* _TASK REQUIREMENTS_: Pictures stay out of your copy, but everything else in the records below must be repeated exactly.

* _DATA LINES_:
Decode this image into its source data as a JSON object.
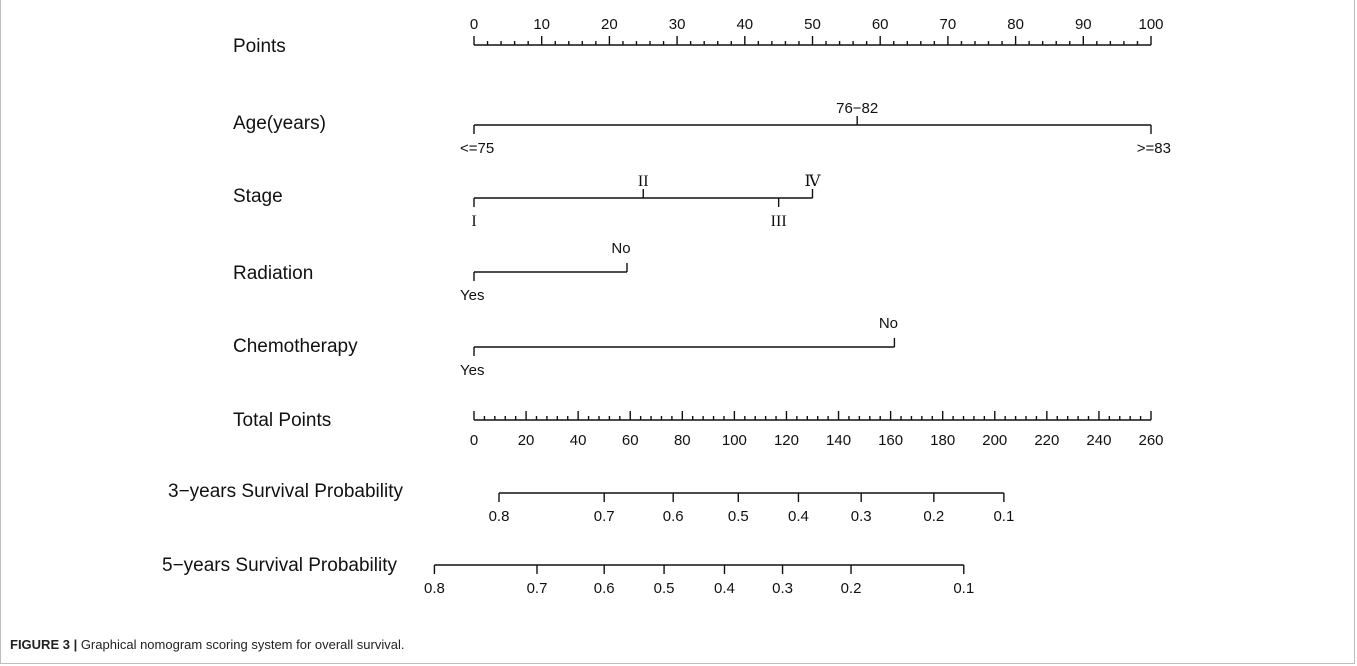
{
  "caption": {
    "label": "FIGURE 3 |",
    "text": " Graphical nomogram scoring system for overall survival."
  },
  "chart_data": {
    "type": "nomogram",
    "scales": [
      {
        "name": "Points",
        "kind": "axis",
        "min": 0,
        "max": 100,
        "major_ticks": [
          0,
          10,
          20,
          30,
          40,
          50,
          60,
          70,
          80,
          90,
          100
        ],
        "minor_step": 2
      },
      {
        "name": "Age(years)",
        "kind": "factor",
        "levels": [
          {
            "label": "<=75",
            "points": 0
          },
          {
            "label": "76−82",
            "points": 56.6
          },
          {
            "label": ">=83",
            "points": 100
          }
        ]
      },
      {
        "name": "Stage",
        "kind": "factor",
        "levels": [
          {
            "label": "I",
            "points": 0
          },
          {
            "label": "II",
            "points": 25
          },
          {
            "label": "III",
            "points": 45
          },
          {
            "label": "Ⅳ",
            "points": 50
          }
        ]
      },
      {
        "name": "Radiation",
        "kind": "factor",
        "levels": [
          {
            "label": "Yes",
            "points": 0
          },
          {
            "label": "No",
            "points": 22.6
          }
        ]
      },
      {
        "name": "Chemotherapy",
        "kind": "factor",
        "levels": [
          {
            "label": "Yes",
            "points": 0
          },
          {
            "label": "No",
            "points": 62.1
          }
        ]
      },
      {
        "name": "Total Points",
        "kind": "axis",
        "min": 0,
        "max": 260,
        "major_ticks": [
          0,
          20,
          40,
          60,
          80,
          100,
          120,
          140,
          160,
          180,
          200,
          220,
          240,
          260
        ],
        "minor_step": 4
      },
      {
        "name": "3−years Survival Probability",
        "kind": "probability",
        "ticks": [
          {
            "label": "0.8",
            "total_points": 9.6
          },
          {
            "label": "0.7",
            "total_points": 50
          },
          {
            "label": "0.6",
            "total_points": 76.5
          },
          {
            "label": "0.5",
            "total_points": 101.5
          },
          {
            "label": "0.4",
            "total_points": 124.6
          },
          {
            "label": "0.3",
            "total_points": 148.7
          },
          {
            "label": "0.2",
            "total_points": 176.6
          },
          {
            "label": "0.1",
            "total_points": 203.5
          }
        ]
      },
      {
        "name": "5−years Survival Probability",
        "kind": "probability",
        "ticks": [
          {
            "label": "0.8",
            "total_points": -15.2
          },
          {
            "label": "0.7",
            "total_points": 24.2
          },
          {
            "label": "0.6",
            "total_points": 50
          },
          {
            "label": "0.5",
            "total_points": 73
          },
          {
            "label": "0.4",
            "total_points": 96.2
          },
          {
            "label": "0.3",
            "total_points": 118.5
          },
          {
            "label": "0.2",
            "total_points": 144.8
          },
          {
            "label": "0.1",
            "total_points": 188.1
          }
        ]
      }
    ]
  }
}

* _CORRECT OUTPUT_:
Decode this image into its source data as a JSON object.
{
  "caption": {
    "label": "FIGURE 3 |",
    "text": " Graphical nomogram scoring system for overall survival."
  },
  "chart_data": {
    "type": "nomogram",
    "scales": [
      {
        "name": "Points",
        "kind": "axis",
        "min": 0,
        "max": 100,
        "major_ticks": [
          0,
          10,
          20,
          30,
          40,
          50,
          60,
          70,
          80,
          90,
          100
        ],
        "minor_step": 2
      },
      {
        "name": "Age(years)",
        "kind": "factor",
        "levels": [
          {
            "label": "<=75",
            "points": 0
          },
          {
            "label": "76−82",
            "points": 56.6
          },
          {
            "label": ">=83",
            "points": 100
          }
        ]
      },
      {
        "name": "Stage",
        "kind": "factor",
        "levels": [
          {
            "label": "I",
            "points": 0
          },
          {
            "label": "II",
            "points": 25
          },
          {
            "label": "III",
            "points": 45
          },
          {
            "label": "Ⅳ",
            "points": 50
          }
        ]
      },
      {
        "name": "Radiation",
        "kind": "factor",
        "levels": [
          {
            "label": "Yes",
            "points": 0
          },
          {
            "label": "No",
            "points": 22.6
          }
        ]
      },
      {
        "name": "Chemotherapy",
        "kind": "factor",
        "levels": [
          {
            "label": "Yes",
            "points": 0
          },
          {
            "label": "No",
            "points": 62.1
          }
        ]
      },
      {
        "name": "Total Points",
        "kind": "axis",
        "min": 0,
        "max": 260,
        "major_ticks": [
          0,
          20,
          40,
          60,
          80,
          100,
          120,
          140,
          160,
          180,
          200,
          220,
          240,
          260
        ],
        "minor_step": 4
      },
      {
        "name": "3−years Survival Probability",
        "kind": "probability",
        "ticks": [
          {
            "label": "0.8",
            "total_points": 9.6
          },
          {
            "label": "0.7",
            "total_points": 50
          },
          {
            "label": "0.6",
            "total_points": 76.5
          },
          {
            "label": "0.5",
            "total_points": 101.5
          },
          {
            "label": "0.4",
            "total_points": 124.6
          },
          {
            "label": "0.3",
            "total_points": 148.7
          },
          {
            "label": "0.2",
            "total_points": 176.6
          },
          {
            "label": "0.1",
            "total_points": 203.5
          }
        ]
      },
      {
        "name": "5−years Survival Probability",
        "kind": "probability",
        "ticks": [
          {
            "label": "0.8",
            "total_points": -15.2
          },
          {
            "label": "0.7",
            "total_points": 24.2
          },
          {
            "label": "0.6",
            "total_points": 50
          },
          {
            "label": "0.5",
            "total_points": 73
          },
          {
            "label": "0.4",
            "total_points": 96.2
          },
          {
            "label": "0.3",
            "total_points": 118.5
          },
          {
            "label": "0.2",
            "total_points": 144.8
          },
          {
            "label": "0.1",
            "total_points": 188.1
          }
        ]
      }
    ]
  }
}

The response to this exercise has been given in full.